• ROWS:
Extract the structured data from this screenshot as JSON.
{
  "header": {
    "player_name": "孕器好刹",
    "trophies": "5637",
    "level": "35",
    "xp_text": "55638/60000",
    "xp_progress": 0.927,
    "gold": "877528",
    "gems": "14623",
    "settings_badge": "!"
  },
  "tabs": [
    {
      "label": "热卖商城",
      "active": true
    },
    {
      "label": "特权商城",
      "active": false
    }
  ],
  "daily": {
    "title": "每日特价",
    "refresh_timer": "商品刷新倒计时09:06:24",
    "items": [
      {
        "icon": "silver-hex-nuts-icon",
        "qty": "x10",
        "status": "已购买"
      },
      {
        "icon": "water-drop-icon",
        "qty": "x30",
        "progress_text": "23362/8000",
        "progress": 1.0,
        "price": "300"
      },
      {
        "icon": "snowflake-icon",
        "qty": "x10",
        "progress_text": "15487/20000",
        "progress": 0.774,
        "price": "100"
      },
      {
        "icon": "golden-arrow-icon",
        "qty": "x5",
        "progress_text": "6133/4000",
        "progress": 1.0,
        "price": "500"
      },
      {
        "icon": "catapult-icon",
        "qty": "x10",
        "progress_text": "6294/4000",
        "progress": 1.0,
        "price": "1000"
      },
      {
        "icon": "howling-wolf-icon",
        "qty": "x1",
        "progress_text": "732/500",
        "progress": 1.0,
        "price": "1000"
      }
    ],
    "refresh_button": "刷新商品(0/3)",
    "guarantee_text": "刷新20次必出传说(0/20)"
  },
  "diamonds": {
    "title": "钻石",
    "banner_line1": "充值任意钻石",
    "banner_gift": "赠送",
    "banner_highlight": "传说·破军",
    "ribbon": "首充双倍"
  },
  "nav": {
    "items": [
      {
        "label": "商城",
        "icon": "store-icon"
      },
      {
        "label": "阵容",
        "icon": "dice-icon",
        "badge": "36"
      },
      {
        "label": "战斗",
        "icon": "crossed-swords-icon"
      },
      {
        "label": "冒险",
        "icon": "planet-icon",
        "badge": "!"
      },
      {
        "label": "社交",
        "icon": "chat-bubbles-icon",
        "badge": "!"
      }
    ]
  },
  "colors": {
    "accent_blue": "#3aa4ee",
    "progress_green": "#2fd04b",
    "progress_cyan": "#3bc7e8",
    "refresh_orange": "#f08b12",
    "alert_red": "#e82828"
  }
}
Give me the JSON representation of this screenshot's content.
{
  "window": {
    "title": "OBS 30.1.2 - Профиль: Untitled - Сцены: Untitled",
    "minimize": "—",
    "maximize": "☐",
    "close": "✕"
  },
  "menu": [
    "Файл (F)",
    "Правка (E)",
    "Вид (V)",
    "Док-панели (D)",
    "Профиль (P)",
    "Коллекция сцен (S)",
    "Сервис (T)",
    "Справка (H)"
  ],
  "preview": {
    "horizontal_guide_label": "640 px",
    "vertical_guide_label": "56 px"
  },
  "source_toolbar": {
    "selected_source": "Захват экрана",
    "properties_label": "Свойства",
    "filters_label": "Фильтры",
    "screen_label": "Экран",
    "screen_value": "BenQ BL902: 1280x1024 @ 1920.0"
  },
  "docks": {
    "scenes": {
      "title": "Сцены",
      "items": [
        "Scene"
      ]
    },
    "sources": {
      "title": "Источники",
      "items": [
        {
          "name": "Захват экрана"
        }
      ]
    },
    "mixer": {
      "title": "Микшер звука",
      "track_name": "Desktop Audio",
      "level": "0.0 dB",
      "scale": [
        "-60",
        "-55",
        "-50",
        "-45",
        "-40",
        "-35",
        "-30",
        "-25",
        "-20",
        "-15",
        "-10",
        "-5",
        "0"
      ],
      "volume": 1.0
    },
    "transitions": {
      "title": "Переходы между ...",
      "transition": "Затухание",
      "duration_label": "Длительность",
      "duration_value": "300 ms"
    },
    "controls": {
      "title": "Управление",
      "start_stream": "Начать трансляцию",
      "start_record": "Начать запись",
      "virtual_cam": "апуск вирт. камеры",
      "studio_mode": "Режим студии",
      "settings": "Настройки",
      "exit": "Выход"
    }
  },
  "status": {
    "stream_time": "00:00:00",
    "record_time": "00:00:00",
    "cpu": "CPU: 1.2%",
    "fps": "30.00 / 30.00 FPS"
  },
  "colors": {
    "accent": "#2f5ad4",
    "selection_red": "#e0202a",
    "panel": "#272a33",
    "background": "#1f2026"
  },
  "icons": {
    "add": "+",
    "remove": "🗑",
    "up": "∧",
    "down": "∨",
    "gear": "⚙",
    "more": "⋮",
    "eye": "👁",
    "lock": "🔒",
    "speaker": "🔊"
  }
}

• WHAT TO DO:
Take the data above and return it exactly.

• RESPONSE TO THIS EXERCISE:
Extract the structured data from this screenshot as JSON.
{
  "header": {
    "player_name": "孕器好刹",
    "trophies": "5637",
    "level": "35",
    "xp_text": "55638/60000",
    "xp_progress": 0.927,
    "gold": "877528",
    "gems": "14623",
    "settings_badge": "!"
  },
  "tabs": [
    {
      "label": "热卖商城",
      "active": true
    },
    {
      "label": "特权商城",
      "active": false
    }
  ],
  "daily": {
    "title": "每日特价",
    "refresh_timer": "商品刷新倒计时09:06:24",
    "items": [
      {
        "icon": "silver-hex-nuts-icon",
        "qty": "x10",
        "status": "已购买"
      },
      {
        "icon": "water-drop-icon",
        "qty": "x30",
        "progress_text": "23362/8000",
        "progress": 1.0,
        "price": "300"
      },
      {
        "icon": "snowflake-icon",
        "qty": "x10",
        "progress_text": "15487/20000",
        "progress": 0.774,
        "price": "100"
      },
      {
        "icon": "golden-arrow-icon",
        "qty": "x5",
        "progress_text": "6133/4000",
        "progress": 1.0,
        "price": "500"
      },
      {
        "icon": "catapult-icon",
        "qty": "x10",
        "progress_text": "6294/4000",
        "progress": 1.0,
        "price": "1000"
      },
      {
        "icon": "howling-wolf-icon",
        "qty": "x1",
        "progress_text": "732/500",
        "progress": 1.0,
        "price": "1000"
      }
    ],
    "refresh_button": "刷新商品(0/3)",
    "guarantee_text": "刷新20次必出传说(0/20)"
  },
  "diamonds": {
    "title": "钻石",
    "banner_line1": "充值任意钻石",
    "banner_gift": "赠送",
    "banner_highlight": "传说·破军",
    "ribbon": "首充双倍"
  },
  "nav": {
    "items": [
      {
        "label": "商城",
        "icon": "store-icon"
      },
      {
        "label": "阵容",
        "icon": "dice-icon",
        "badge": "36"
      },
      {
        "label": "战斗",
        "icon": "crossed-swords-icon"
      },
      {
        "label": "冒险",
        "icon": "planet-icon",
        "badge": "!"
      },
      {
        "label": "社交",
        "icon": "chat-bubbles-icon",
        "badge": "!"
      }
    ]
  },
  "colors": {
    "accent_blue": "#3aa4ee",
    "progress_green": "#2fd04b",
    "progress_cyan": "#3bc7e8",
    "refresh_orange": "#f08b12",
    "alert_red": "#e82828"
  }
}
Give me the JSON representation of this screenshot's content.
{
  "window": {
    "title": "OBS 30.1.2 - Профиль: Untitled - Сцены: Untitled",
    "minimize": "—",
    "maximize": "☐",
    "close": "✕"
  },
  "menu": [
    "Файл (F)",
    "Правка (E)",
    "Вид (V)",
    "Док-панели (D)",
    "Профиль (P)",
    "Коллекция сцен (S)",
    "Сервис (T)",
    "Справка (H)"
  ],
  "preview": {
    "horizontal_guide_label": "640 px",
    "vertical_guide_label": "56 px"
  },
  "source_toolbar": {
    "selected_source": "Захват экрана",
    "properties_label": "Свойства",
    "filters_label": "Фильтры",
    "screen_label": "Экран",
    "screen_value": "BenQ BL902: 1280x1024 @ 1920.0"
  },
  "docks": {
    "scenes": {
      "title": "Сцены",
      "items": [
        "Scene"
      ]
    },
    "sources": {
      "title": "Источники",
      "items": [
        {
          "name": "Захват экрана"
        }
      ]
    },
    "mixer": {
      "title": "Микшер звука",
      "track_name": "Desktop Audio",
      "level": "0.0 dB",
      "scale": [
        "-60",
        "-55",
        "-50",
        "-45",
        "-40",
        "-35",
        "-30",
        "-25",
        "-20",
        "-15",
        "-10",
        "-5",
        "0"
      ],
      "volume": 1.0
    },
    "transitions": {
      "title": "Переходы между ...",
      "transition": "Затухание",
      "duration_label": "Длительность",
      "duration_value": "300 ms"
    },
    "controls": {
      "title": "Управление",
      "start_stream": "Начать трансляцию",
      "start_record": "Начать запись",
      "virtual_cam": "апуск вирт. камеры",
      "studio_mode": "Режим студии",
      "settings": "Настройки",
      "exit": "Выход"
    }
  },
  "status": {
    "stream_time": "00:00:00",
    "record_time": "00:00:00",
    "cpu": "CPU: 1.2%",
    "fps": "30.00 / 30.00 FPS"
  },
  "colors": {
    "accent": "#2f5ad4",
    "selection_red": "#e0202a",
    "panel": "#272a33",
    "background": "#1f2026"
  },
  "icons": {
    "add": "+",
    "remove": "🗑",
    "up": "∧",
    "down": "∨",
    "gear": "⚙",
    "more": "⋮",
    "eye": "👁",
    "lock": "🔒",
    "speaker": "🔊"
  }
}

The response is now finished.